From the entries that follow, gather each line holding the word "kinh".

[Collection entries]
#####
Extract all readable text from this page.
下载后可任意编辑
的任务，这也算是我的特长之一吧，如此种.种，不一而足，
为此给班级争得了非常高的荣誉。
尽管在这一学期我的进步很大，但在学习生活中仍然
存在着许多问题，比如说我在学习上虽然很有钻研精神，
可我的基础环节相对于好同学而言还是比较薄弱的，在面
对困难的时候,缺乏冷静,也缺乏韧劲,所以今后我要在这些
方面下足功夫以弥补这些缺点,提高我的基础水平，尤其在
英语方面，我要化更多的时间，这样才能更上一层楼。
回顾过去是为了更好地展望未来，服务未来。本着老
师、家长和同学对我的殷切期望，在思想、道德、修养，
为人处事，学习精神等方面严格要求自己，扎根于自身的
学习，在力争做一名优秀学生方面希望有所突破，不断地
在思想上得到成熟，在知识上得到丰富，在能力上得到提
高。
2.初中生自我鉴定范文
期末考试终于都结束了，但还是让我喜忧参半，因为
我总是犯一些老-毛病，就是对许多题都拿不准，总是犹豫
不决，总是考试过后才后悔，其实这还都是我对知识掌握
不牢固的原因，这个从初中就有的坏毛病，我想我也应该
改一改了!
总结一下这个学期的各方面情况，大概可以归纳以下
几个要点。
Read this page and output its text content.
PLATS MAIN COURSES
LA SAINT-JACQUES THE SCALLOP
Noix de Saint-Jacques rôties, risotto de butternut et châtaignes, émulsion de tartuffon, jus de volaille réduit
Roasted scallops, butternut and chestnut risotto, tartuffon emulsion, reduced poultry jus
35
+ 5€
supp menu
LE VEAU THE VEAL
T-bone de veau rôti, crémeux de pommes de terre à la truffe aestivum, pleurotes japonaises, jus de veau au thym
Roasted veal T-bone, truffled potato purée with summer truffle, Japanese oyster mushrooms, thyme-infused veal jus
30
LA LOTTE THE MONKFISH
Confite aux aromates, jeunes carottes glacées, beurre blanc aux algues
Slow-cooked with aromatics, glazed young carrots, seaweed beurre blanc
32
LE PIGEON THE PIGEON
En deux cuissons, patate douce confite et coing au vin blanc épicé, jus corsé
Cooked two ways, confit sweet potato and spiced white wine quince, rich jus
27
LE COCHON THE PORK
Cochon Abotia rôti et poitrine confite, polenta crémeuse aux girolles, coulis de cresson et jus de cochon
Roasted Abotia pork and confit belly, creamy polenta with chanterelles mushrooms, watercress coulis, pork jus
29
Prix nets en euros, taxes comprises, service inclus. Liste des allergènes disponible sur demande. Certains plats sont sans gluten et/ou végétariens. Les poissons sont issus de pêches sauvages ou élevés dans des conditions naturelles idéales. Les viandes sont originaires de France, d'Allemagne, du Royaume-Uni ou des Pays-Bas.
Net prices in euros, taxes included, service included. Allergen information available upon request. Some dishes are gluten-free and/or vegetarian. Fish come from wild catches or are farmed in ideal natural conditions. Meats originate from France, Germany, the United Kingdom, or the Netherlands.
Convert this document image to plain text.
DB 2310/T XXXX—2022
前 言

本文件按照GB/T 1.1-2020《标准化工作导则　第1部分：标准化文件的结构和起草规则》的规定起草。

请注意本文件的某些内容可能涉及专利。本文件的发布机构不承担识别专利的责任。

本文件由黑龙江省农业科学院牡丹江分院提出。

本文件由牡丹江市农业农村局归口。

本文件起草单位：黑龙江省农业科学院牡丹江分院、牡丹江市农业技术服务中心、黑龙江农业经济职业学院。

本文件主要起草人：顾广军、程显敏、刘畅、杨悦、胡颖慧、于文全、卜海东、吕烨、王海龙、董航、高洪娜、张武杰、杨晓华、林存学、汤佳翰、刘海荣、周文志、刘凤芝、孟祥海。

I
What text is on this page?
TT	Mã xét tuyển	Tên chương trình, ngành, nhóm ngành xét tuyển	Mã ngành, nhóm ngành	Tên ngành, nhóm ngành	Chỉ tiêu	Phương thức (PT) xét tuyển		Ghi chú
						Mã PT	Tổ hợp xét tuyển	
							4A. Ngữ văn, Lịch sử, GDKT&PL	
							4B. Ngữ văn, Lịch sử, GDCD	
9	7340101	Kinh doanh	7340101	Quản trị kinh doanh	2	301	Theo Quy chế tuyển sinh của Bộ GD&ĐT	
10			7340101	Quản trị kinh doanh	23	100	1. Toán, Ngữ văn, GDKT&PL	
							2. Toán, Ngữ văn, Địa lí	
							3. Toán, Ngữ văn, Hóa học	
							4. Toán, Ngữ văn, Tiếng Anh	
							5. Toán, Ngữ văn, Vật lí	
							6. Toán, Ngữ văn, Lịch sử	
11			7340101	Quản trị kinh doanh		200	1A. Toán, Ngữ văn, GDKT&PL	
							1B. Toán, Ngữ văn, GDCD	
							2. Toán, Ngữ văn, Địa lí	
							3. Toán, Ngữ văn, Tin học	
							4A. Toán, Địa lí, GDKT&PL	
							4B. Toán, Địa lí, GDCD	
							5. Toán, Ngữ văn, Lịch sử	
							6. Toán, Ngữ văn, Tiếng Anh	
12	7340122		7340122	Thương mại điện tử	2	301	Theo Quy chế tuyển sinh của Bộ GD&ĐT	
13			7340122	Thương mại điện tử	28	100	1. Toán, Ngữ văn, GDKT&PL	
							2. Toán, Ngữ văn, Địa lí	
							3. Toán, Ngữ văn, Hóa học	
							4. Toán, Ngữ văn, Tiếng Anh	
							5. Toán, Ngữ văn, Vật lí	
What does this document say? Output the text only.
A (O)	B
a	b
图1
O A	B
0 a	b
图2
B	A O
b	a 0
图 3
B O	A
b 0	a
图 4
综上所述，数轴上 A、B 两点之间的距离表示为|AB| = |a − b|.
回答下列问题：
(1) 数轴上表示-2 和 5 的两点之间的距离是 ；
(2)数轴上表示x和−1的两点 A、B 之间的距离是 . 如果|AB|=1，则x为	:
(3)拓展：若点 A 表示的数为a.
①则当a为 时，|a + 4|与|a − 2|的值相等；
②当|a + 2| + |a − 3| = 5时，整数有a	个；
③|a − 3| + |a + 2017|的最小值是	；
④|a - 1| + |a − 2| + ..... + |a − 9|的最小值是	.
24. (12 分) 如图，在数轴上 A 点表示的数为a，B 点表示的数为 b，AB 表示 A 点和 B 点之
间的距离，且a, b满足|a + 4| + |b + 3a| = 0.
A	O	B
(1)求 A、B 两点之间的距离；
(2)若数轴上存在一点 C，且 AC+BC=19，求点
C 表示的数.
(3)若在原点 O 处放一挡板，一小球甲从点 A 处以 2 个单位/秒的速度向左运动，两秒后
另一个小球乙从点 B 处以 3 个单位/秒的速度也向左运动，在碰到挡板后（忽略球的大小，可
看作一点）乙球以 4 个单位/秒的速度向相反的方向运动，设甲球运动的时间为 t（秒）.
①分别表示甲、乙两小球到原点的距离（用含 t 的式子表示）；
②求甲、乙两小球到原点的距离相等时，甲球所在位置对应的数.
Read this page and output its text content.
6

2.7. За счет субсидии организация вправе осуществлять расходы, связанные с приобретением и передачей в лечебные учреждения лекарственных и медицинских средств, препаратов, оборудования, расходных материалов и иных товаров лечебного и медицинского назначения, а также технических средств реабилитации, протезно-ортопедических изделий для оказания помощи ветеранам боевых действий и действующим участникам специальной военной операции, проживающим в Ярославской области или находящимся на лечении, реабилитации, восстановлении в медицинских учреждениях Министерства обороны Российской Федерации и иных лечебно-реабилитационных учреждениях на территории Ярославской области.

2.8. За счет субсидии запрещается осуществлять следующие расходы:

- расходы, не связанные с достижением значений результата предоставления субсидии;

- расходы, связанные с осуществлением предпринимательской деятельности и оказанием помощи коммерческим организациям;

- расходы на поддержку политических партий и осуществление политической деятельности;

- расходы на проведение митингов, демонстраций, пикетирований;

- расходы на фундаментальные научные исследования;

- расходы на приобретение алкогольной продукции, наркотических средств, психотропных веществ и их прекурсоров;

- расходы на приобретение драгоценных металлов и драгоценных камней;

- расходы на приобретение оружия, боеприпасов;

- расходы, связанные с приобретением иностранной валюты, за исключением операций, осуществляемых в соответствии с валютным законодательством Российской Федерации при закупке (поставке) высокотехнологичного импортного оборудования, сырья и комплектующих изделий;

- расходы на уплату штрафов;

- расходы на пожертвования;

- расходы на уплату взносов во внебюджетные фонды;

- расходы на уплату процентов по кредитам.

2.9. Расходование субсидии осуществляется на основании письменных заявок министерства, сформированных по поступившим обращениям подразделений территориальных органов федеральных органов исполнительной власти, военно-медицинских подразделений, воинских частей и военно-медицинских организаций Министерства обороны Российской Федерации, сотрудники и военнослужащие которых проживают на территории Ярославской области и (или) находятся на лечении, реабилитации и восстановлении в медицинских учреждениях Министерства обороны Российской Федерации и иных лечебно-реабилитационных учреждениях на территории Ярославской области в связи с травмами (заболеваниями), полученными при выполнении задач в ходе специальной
#####
- [OUTPUT FOR THIS EXERCISE]
9	7340101	Kinh doanh	7340101	Quản trị kinh doanh	2	301	Theo Quy chế tuyển sinh của Bộ GD&ĐT	
10			7340101	Quản trị kinh doanh	23	100	1. Toán, Ngữ văn, GDKT&PL	
11			7340101	Quản trị kinh doanh		200	1A. Toán, Ngữ văn, GDKT&PL	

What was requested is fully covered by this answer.